%%

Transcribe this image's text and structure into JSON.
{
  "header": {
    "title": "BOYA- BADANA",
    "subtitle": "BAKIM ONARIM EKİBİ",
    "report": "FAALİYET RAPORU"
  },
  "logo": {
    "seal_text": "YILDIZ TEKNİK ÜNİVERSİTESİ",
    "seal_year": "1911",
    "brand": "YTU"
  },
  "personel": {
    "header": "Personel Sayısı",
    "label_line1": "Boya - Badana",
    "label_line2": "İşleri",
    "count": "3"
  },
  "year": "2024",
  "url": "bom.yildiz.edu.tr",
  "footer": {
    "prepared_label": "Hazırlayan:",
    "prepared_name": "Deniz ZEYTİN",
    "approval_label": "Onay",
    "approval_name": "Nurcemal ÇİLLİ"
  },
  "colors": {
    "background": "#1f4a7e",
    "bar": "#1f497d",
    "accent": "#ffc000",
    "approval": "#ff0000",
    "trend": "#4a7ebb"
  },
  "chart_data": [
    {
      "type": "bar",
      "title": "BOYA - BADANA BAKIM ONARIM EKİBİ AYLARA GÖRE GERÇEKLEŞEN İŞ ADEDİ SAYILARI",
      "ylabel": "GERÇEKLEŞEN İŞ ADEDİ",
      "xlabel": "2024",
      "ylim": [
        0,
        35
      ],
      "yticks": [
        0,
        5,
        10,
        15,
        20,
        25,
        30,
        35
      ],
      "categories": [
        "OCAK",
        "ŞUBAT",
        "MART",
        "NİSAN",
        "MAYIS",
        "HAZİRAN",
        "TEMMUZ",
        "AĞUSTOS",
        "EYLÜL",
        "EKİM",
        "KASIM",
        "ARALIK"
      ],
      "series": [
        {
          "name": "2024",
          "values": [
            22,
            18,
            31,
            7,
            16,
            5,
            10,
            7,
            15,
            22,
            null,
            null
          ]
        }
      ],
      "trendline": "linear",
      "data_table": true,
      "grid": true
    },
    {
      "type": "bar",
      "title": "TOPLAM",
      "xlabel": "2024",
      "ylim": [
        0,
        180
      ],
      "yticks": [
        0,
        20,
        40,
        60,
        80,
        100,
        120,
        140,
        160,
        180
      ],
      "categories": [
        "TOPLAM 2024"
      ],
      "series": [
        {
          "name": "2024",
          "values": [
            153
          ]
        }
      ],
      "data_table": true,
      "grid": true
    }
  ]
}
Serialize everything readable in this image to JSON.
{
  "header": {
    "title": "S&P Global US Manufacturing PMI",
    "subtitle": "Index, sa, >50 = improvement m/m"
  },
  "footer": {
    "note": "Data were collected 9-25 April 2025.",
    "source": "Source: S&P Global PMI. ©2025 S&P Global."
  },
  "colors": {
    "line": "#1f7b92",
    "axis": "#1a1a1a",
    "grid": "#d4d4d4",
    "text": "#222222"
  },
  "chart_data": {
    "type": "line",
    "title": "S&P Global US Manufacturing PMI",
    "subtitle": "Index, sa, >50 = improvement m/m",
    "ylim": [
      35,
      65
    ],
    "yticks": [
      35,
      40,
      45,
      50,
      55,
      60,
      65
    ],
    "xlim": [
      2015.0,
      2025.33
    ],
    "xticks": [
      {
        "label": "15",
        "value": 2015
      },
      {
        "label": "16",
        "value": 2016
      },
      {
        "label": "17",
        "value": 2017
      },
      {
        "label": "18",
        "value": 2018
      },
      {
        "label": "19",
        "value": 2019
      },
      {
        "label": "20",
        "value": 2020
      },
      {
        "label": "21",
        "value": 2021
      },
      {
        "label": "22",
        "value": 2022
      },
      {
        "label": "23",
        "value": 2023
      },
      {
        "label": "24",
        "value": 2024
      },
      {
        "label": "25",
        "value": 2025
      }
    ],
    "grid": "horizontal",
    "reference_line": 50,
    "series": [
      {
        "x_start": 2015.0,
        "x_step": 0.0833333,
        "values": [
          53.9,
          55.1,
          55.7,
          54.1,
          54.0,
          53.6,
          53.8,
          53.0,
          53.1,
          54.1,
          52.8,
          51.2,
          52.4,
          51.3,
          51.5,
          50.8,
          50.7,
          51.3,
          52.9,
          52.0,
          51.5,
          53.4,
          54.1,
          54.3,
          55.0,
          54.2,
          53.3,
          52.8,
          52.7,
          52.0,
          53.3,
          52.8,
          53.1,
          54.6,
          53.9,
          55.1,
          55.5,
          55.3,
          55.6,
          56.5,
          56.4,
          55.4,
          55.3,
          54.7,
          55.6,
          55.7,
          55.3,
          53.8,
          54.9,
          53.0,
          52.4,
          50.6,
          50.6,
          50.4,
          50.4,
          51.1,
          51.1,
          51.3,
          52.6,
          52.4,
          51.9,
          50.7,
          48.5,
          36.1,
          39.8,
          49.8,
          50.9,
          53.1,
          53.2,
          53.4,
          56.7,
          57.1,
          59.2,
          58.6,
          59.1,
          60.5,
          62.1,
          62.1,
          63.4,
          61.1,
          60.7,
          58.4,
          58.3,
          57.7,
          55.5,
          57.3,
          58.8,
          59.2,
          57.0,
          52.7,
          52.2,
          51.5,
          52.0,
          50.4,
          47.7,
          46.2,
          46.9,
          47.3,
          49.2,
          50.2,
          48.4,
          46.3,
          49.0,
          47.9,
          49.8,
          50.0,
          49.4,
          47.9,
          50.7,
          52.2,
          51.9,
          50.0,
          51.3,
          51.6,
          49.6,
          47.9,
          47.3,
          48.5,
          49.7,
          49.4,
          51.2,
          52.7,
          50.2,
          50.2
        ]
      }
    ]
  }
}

%%

Above are the records; retype them all without a single difference.

Transcribe this image's text and structure into JSON.
{
  "header": {
    "title": "BOYA- BADANA",
    "subtitle": "BAKIM ONARIM EKİBİ",
    "report": "FAALİYET RAPORU"
  },
  "logo": {
    "seal_text": "YILDIZ TEKNİK ÜNİVERSİTESİ",
    "seal_year": "1911",
    "brand": "YTU"
  },
  "personel": {
    "header": "Personel Sayısı",
    "label_line1": "Boya - Badana",
    "label_line2": "İşleri",
    "count": "3"
  },
  "year": "2024",
  "url": "bom.yildiz.edu.tr",
  "footer": {
    "prepared_label": "Hazırlayan:",
    "prepared_name": "Deniz ZEYTİN",
    "approval_label": "Onay",
    "approval_name": "Nurcemal ÇİLLİ"
  },
  "colors": {
    "background": "#1f4a7e",
    "bar": "#1f497d",
    "accent": "#ffc000",
    "approval": "#ff0000",
    "trend": "#4a7ebb"
  },
  "chart_data": [
    {
      "type": "bar",
      "title": "BOYA - BADANA BAKIM ONARIM EKİBİ AYLARA GÖRE GERÇEKLEŞEN İŞ ADEDİ SAYILARI",
      "ylabel": "GERÇEKLEŞEN İŞ ADEDİ",
      "xlabel": "2024",
      "ylim": [
        0,
        35
      ],
      "yticks": [
        0,
        5,
        10,
        15,
        20,
        25,
        30,
        35
      ],
      "categories": [
        "OCAK",
        "ŞUBAT",
        "MART",
        "NİSAN",
        "MAYIS",
        "HAZİRAN",
        "TEMMUZ",
        "AĞUSTOS",
        "EYLÜL",
        "EKİM",
        "KASIM",
        "ARALIK"
      ],
      "series": [
        {
          "name": "2024",
          "values": [
            22,
            18,
            31,
            7,
            16,
            5,
            10,
            7,
            15,
            22,
            null,
            null
          ]
        }
      ],
      "trendline": "linear",
      "data_table": true,
      "grid": true
    },
    {
      "type": "bar",
      "title": "TOPLAM",
      "xlabel": "2024",
      "ylim": [
        0,
        180
      ],
      "yticks": [
        0,
        20,
        40,
        60,
        80,
        100,
        120,
        140,
        160,
        180
      ],
      "categories": [
        "TOPLAM 2024"
      ],
      "series": [
        {
          "name": "2024",
          "values": [
            153
          ]
        }
      ],
      "data_table": true,
      "grid": true
    }
  ]
}
Serialize everything readable in this image to JSON.
{
  "header": {
    "title": "S&P Global US Manufacturing PMI",
    "subtitle": "Index, sa, >50 = improvement m/m"
  },
  "footer": {
    "note": "Data were collected 9-25 April 2025.",
    "source": "Source: S&P Global PMI. ©2025 S&P Global."
  },
  "colors": {
    "line": "#1f7b92",
    "axis": "#1a1a1a",
    "grid": "#d4d4d4",
    "text": "#222222"
  },
  "chart_data": {
    "type": "line",
    "title": "S&P Global US Manufacturing PMI",
    "subtitle": "Index, sa, >50 = improvement m/m",
    "ylim": [
      35,
      65
    ],
    "yticks": [
      35,
      40,
      45,
      50,
      55,
      60,
      65
    ],
    "xlim": [
      2015.0,
      2025.33
    ],
    "xticks": [
      {
        "label": "15",
        "value": 2015
      },
      {
        "label": "16",
        "value": 2016
      },
      {
        "label": "17",
        "value": 2017
      },
      {
        "label": "18",
        "value": 2018
      },
      {
        "label": "19",
        "value": 2019
      },
      {
        "label": "20",
        "value": 2020
      },
      {
        "label": "21",
        "value": 2021
      },
      {
        "label": "22",
        "value": 2022
      },
      {
        "label": "23",
        "value": 2023
      },
      {
        "label": "24",
        "value": 2024
      },
      {
        "label": "25",
        "value": 2025
      }
    ],
    "grid": "horizontal",
    "reference_line": 50,
    "series": [
      {
        "x_start": 2015.0,
        "x_step": 0.0833333,
        "values": [
          53.9,
          55.1,
          55.7,
          54.1,
          54.0,
          53.6,
          53.8,
          53.0,
          53.1,
          54.1,
          52.8,
          51.2,
          52.4,
          51.3,
          51.5,
          50.8,
          50.7,
          51.3,
          52.9,
          52.0,
          51.5,
          53.4,
          54.1,
          54.3,
          55.0,
          54.2,
          53.3,
          52.8,
          52.7,
          52.0,
          53.3,
          52.8,
          53.1,
          54.6,
          53.9,
          55.1,
          55.5,
          55.3,
          55.6,
          56.5,
          56.4,
          55.4,
          55.3,
          54.7,
          55.6,
          55.7,
          55.3,
          53.8,
          54.9,
          53.0,
          52.4,
          50.6,
          50.6,
          50.4,
          50.4,
          51.1,
          51.1,
          51.3,
          52.6,
          52.4,
          51.9,
          50.7,
          48.5,
          36.1,
          39.8,
          49.8,
          50.9,
          53.1,
          53.2,
          53.4,
          56.7,
          57.1,
          59.2,
          58.6,
          59.1,
          60.5,
          62.1,
          62.1,
          63.4,
          61.1,
          60.7,
          58.4,
          58.3,
          57.7,
          55.5,
          57.3,
          58.8,
          59.2,
          57.0,
          52.7,
          52.2,
          51.5,
          52.0,
          50.4,
          47.7,
          46.2,
          46.9,
          47.3,
          49.2,
          50.2,
          48.4,
          46.3,
          49.0,
          47.9,
          49.8,
          50.0,
          49.4,
          47.9,
          50.7,
          52.2,
          51.9,
          50.0,
          51.3,
          51.6,
          49.6,
          47.9,
          47.3,
          48.5,
          49.7,
          49.4,
          51.2,
          52.7,
          50.2,
          50.2
        ]
      }
    ]
  }
}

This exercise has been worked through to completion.